# [Task requirements]
Only the number is wanted: how many lines in the data contain "class"?

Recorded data
------------------------------
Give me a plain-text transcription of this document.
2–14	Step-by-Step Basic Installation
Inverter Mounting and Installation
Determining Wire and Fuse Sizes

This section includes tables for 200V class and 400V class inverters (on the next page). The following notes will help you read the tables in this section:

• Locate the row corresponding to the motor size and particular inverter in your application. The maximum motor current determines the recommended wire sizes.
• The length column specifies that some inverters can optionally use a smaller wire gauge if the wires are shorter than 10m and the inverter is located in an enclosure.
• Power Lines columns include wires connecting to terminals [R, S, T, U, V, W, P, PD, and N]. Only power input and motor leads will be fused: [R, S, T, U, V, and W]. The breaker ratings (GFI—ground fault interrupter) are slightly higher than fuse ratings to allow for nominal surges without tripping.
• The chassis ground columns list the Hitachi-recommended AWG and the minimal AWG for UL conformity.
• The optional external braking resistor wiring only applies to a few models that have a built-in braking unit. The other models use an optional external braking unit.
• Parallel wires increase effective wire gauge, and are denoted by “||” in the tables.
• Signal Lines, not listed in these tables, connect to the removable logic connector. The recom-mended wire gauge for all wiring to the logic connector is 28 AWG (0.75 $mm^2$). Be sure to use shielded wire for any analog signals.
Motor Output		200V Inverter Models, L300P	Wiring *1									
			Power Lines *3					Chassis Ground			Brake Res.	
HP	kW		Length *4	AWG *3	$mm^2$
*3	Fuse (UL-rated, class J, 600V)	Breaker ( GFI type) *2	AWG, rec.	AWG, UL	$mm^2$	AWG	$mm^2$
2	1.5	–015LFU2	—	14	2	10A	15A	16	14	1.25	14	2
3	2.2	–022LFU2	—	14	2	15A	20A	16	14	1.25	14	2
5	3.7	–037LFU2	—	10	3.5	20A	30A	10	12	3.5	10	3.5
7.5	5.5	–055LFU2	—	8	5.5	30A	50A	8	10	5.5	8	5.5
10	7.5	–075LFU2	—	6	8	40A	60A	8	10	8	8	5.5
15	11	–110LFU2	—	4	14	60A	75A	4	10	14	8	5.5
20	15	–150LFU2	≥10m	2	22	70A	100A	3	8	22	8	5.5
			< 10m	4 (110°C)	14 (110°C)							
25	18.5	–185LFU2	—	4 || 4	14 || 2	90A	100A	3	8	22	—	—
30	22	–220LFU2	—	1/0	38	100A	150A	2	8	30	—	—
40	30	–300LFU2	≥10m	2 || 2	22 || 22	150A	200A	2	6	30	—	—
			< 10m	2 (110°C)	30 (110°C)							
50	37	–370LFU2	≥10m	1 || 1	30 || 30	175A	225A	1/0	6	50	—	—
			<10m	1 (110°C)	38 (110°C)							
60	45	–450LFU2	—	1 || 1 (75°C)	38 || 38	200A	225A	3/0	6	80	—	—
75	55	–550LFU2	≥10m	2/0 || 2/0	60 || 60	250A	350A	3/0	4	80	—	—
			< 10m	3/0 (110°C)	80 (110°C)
------------------------------
# [Solution to this exercise]
2